START INFORMATION PROVIDED

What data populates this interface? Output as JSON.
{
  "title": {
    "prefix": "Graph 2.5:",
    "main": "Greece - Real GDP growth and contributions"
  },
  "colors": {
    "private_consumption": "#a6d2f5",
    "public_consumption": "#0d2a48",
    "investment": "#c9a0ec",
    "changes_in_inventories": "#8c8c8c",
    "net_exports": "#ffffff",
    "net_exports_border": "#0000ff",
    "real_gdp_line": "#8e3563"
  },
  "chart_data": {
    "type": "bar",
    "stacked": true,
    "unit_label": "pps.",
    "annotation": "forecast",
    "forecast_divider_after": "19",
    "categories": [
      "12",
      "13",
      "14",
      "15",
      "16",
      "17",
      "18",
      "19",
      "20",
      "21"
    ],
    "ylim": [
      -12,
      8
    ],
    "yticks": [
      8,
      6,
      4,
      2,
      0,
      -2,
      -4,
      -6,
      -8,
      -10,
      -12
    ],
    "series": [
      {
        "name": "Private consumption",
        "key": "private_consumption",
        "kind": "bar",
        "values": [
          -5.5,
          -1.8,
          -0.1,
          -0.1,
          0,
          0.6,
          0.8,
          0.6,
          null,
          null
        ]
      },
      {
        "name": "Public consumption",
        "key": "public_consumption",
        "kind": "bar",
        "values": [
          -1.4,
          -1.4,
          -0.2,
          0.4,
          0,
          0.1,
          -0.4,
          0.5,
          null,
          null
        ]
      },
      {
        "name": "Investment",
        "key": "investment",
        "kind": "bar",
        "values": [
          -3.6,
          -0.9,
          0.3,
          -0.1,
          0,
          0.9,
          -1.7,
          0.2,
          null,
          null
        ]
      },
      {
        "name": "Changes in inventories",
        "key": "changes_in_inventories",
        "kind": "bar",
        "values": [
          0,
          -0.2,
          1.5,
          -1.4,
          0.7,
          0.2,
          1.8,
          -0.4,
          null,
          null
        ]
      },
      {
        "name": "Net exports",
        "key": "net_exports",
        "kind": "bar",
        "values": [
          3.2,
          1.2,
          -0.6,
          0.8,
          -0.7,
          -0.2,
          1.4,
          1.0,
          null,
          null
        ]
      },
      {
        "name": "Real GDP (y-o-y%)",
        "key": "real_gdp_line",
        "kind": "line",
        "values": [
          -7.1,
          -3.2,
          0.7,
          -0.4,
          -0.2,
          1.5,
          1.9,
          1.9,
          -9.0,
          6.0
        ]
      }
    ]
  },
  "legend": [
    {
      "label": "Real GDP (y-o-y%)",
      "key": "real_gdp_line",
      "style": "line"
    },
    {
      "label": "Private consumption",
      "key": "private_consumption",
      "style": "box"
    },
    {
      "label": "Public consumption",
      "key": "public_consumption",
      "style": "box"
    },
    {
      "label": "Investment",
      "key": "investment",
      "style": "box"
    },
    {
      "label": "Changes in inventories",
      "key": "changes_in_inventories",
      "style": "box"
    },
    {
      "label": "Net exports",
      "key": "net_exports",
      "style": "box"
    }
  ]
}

END INFORMATION PROVIDED
START INFORMATION PROVIDED

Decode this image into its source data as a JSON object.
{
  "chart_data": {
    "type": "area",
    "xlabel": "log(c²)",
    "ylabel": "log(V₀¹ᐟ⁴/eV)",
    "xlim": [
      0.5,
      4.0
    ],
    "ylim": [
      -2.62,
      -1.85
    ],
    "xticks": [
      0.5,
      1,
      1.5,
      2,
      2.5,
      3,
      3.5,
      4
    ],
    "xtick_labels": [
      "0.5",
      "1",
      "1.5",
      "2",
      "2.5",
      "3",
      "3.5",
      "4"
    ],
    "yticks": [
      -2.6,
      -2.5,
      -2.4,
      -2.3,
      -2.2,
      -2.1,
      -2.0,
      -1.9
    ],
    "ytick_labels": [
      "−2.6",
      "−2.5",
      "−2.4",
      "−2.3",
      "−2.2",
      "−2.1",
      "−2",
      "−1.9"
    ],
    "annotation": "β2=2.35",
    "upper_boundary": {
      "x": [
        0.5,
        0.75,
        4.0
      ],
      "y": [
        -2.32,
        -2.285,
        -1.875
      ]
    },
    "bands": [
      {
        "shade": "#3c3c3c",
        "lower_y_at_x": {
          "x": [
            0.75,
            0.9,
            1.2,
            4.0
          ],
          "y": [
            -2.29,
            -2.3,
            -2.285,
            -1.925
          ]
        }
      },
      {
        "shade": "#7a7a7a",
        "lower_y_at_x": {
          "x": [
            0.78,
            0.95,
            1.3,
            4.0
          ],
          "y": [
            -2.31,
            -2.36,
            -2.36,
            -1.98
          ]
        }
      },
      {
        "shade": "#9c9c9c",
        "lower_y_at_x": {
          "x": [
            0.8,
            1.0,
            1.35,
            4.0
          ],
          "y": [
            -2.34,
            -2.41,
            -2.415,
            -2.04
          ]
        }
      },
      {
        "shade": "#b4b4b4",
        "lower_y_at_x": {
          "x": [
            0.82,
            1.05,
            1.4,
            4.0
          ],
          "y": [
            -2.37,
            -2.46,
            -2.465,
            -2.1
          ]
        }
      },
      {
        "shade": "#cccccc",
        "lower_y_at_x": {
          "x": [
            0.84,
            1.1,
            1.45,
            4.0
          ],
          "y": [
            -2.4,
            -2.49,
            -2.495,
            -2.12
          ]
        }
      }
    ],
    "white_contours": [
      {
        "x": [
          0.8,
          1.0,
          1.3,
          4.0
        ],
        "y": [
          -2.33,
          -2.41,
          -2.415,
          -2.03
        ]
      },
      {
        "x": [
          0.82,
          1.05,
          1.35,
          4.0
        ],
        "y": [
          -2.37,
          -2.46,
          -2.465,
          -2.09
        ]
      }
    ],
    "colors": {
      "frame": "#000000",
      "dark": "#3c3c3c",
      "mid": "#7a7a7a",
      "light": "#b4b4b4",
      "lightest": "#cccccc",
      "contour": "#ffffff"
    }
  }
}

END INFORMATION PROVIDED
START INFORMATION PROVIDED

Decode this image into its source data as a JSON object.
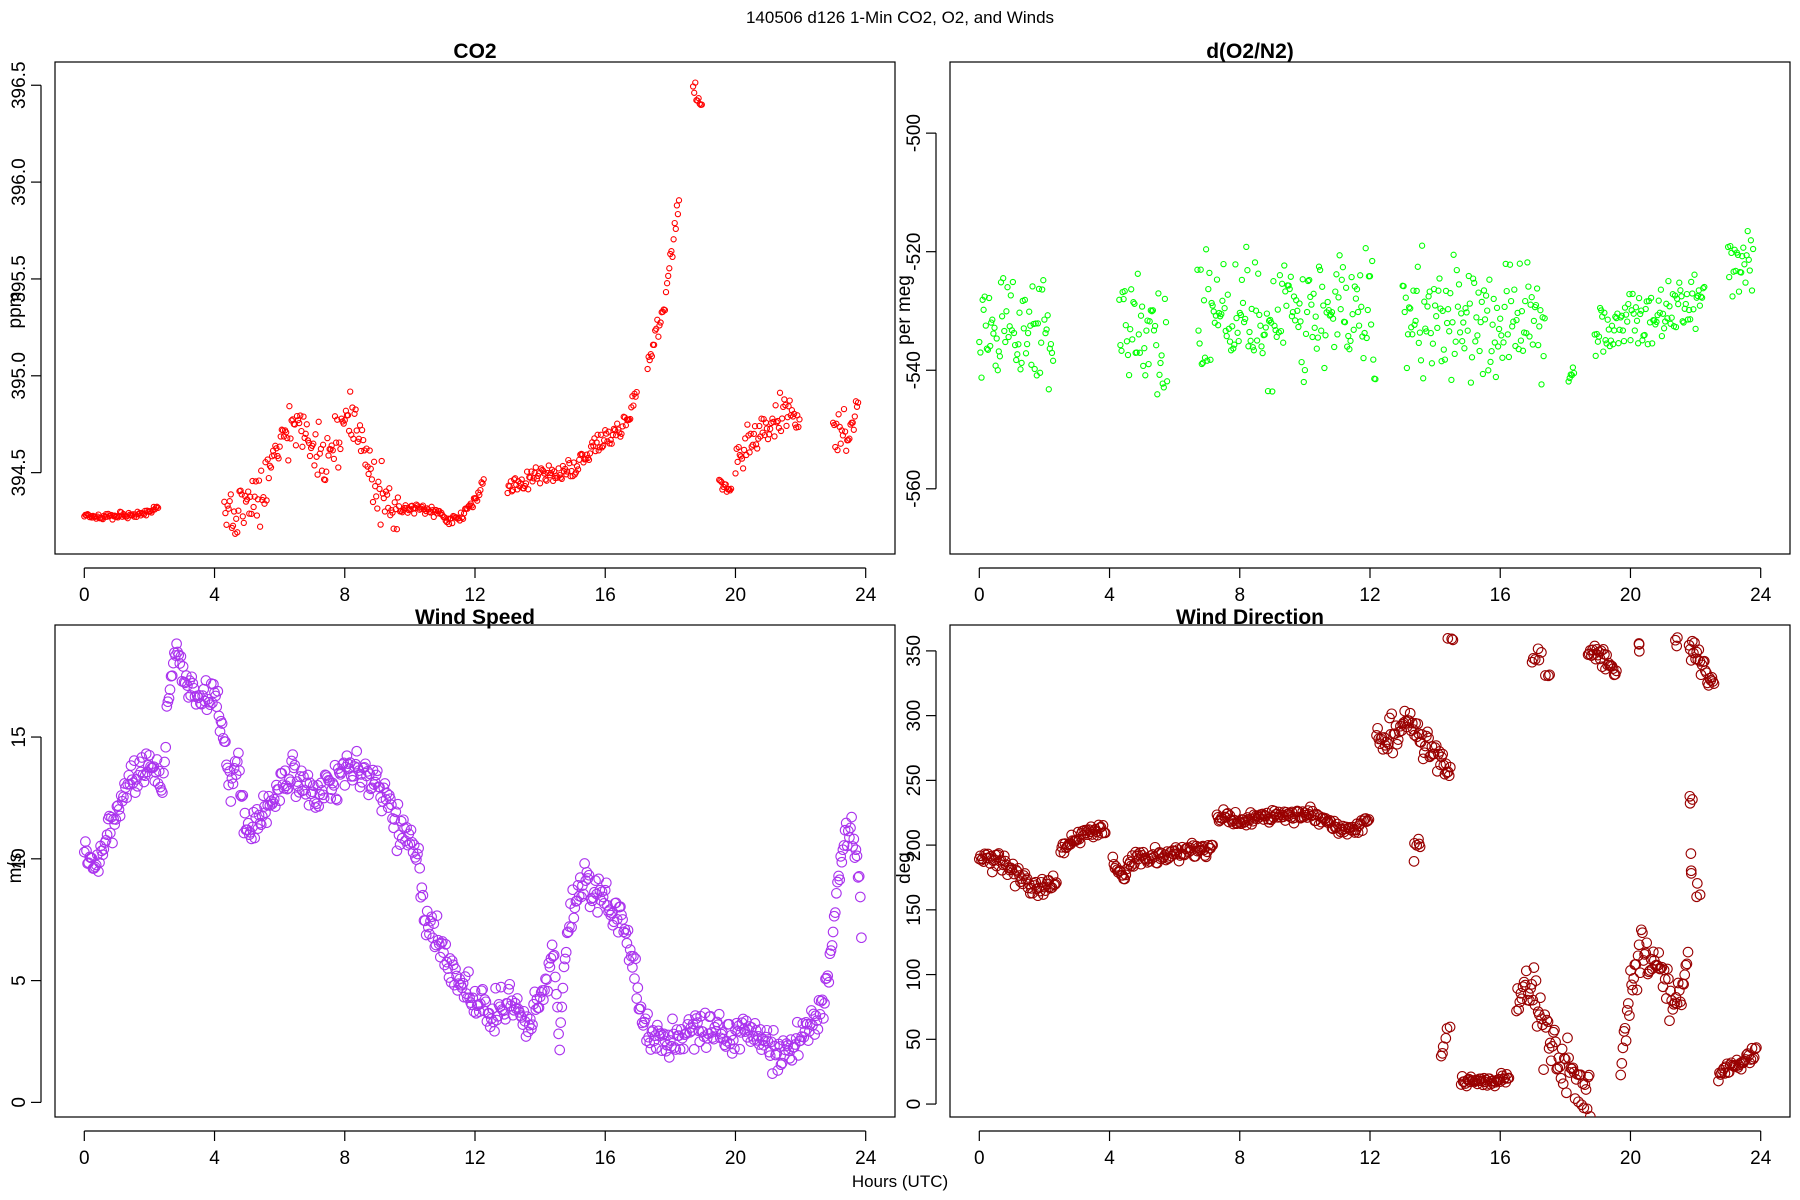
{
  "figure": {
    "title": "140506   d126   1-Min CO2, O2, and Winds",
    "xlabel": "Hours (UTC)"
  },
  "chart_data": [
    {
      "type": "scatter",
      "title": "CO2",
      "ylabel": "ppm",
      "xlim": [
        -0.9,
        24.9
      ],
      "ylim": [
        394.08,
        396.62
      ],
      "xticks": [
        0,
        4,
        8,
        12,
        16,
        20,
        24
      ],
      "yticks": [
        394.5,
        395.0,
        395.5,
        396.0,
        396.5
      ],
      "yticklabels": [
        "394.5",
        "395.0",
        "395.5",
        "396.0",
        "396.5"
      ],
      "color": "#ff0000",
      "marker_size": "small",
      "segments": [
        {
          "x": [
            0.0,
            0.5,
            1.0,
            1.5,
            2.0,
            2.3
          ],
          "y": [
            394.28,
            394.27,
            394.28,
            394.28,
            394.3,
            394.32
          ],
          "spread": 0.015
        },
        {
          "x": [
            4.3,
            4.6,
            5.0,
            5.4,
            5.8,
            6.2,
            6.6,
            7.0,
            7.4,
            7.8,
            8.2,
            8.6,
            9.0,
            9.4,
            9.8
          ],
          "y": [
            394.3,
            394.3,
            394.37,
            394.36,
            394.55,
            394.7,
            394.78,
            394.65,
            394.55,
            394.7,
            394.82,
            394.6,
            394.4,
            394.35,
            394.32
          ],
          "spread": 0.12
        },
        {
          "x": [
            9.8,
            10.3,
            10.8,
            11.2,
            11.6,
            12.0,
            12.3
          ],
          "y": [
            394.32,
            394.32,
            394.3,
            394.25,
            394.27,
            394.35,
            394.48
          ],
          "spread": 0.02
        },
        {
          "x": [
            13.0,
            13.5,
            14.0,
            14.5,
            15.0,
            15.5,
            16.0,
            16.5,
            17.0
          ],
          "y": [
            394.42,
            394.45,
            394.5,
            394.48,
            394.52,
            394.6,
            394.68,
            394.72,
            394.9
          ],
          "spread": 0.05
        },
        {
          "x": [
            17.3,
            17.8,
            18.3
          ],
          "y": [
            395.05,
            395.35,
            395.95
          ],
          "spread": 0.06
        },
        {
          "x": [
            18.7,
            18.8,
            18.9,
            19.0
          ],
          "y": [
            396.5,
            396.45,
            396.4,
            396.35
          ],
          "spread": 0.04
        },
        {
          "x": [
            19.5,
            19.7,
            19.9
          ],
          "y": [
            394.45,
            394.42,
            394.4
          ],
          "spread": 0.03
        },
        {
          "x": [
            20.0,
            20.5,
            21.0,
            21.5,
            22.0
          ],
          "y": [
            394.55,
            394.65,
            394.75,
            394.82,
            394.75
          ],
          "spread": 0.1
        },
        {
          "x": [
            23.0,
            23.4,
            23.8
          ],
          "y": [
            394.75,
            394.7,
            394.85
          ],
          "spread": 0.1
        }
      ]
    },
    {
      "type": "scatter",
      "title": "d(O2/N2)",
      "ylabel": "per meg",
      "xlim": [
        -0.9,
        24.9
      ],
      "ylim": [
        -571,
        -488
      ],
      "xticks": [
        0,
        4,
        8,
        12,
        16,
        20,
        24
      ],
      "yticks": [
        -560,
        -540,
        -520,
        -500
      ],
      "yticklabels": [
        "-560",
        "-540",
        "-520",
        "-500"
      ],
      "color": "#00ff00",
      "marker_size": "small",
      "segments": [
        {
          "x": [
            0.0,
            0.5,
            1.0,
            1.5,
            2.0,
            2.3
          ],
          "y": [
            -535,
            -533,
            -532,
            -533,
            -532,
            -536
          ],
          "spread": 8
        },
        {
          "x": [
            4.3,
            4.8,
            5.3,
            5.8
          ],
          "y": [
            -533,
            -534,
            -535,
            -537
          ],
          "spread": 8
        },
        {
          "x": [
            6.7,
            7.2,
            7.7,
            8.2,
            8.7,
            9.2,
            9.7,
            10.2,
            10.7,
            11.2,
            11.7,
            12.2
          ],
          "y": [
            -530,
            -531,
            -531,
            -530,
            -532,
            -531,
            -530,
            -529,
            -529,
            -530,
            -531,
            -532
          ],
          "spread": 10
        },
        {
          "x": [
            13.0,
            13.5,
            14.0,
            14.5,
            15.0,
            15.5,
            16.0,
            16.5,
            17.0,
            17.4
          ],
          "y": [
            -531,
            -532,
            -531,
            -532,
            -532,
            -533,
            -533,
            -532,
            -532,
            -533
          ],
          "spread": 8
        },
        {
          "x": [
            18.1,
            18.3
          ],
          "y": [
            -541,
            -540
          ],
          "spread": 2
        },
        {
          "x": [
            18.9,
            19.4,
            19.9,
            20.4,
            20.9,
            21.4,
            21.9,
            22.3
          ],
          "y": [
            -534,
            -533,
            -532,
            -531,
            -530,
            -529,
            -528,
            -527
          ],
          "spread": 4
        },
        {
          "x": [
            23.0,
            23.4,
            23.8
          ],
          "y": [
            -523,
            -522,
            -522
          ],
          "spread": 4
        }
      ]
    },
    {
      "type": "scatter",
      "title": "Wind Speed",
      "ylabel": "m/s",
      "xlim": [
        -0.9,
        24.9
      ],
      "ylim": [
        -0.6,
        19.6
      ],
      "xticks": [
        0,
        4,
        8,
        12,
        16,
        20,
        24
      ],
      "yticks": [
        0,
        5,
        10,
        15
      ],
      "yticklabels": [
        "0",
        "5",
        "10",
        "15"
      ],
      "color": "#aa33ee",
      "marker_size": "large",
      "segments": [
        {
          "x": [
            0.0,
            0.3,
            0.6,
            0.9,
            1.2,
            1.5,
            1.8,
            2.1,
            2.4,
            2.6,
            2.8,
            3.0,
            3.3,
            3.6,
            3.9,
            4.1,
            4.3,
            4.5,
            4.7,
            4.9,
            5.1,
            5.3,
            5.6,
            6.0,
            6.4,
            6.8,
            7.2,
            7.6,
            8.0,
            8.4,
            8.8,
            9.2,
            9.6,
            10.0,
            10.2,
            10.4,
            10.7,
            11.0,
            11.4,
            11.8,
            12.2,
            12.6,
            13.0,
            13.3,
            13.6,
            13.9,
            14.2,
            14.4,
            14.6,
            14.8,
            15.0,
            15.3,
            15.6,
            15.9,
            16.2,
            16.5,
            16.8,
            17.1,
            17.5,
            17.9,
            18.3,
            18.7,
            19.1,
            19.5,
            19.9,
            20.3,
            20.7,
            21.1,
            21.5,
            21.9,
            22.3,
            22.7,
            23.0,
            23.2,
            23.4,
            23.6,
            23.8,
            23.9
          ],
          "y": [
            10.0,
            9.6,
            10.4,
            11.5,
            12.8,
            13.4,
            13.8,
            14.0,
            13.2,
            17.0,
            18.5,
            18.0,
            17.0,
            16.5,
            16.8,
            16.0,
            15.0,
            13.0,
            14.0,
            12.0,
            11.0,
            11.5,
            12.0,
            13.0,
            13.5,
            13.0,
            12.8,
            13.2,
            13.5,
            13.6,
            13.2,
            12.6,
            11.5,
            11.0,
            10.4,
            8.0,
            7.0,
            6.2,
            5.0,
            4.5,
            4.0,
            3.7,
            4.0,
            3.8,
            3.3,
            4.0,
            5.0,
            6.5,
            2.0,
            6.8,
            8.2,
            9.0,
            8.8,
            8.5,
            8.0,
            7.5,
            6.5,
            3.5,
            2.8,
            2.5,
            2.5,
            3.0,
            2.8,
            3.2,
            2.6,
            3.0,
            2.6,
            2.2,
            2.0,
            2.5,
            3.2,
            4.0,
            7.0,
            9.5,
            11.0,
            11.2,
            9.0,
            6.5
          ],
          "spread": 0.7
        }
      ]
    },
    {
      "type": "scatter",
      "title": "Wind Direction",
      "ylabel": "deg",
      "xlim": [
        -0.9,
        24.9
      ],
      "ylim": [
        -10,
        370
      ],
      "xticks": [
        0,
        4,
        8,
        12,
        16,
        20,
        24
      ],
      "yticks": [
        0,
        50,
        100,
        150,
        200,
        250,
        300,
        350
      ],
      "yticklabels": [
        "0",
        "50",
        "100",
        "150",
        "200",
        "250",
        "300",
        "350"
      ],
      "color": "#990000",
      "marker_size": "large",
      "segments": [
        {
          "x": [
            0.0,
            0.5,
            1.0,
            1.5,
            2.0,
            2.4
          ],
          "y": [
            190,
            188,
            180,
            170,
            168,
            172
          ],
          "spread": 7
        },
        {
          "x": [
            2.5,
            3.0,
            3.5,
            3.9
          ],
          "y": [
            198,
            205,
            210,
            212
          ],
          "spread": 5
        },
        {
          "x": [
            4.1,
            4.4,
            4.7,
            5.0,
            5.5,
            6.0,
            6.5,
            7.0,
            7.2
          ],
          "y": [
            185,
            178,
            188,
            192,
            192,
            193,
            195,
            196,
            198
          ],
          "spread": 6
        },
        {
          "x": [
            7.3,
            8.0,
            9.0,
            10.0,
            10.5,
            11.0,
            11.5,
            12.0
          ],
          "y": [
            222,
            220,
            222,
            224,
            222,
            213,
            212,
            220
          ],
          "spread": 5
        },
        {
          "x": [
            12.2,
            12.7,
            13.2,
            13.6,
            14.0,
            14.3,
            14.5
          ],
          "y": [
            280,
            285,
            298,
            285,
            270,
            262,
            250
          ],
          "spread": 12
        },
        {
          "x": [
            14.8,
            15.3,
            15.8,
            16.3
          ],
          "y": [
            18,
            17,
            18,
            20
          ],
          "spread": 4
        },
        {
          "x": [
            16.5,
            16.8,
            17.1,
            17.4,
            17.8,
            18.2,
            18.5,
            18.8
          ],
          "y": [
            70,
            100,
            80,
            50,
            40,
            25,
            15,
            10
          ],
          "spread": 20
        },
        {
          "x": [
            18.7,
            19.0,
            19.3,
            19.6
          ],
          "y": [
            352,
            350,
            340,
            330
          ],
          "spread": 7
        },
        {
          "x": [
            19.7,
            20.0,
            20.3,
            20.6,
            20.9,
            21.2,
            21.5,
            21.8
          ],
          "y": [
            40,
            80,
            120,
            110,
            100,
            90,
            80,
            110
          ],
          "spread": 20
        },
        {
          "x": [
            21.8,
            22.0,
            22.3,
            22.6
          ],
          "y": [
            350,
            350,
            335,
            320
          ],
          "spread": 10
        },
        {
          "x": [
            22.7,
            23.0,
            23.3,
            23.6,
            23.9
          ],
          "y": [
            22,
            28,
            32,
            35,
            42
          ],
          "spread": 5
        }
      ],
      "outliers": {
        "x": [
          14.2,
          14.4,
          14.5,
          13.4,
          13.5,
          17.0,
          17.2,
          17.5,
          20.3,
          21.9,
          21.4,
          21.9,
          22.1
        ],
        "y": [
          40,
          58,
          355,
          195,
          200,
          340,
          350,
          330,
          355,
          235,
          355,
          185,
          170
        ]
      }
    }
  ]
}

END INFORMATION PROVIDED

• _WRITTEN PROBLEM_: Note how many lines in the material hold the word "ylabel", and give that number with nothing added.

• _ANSWER TO THE EXERCISE_: 5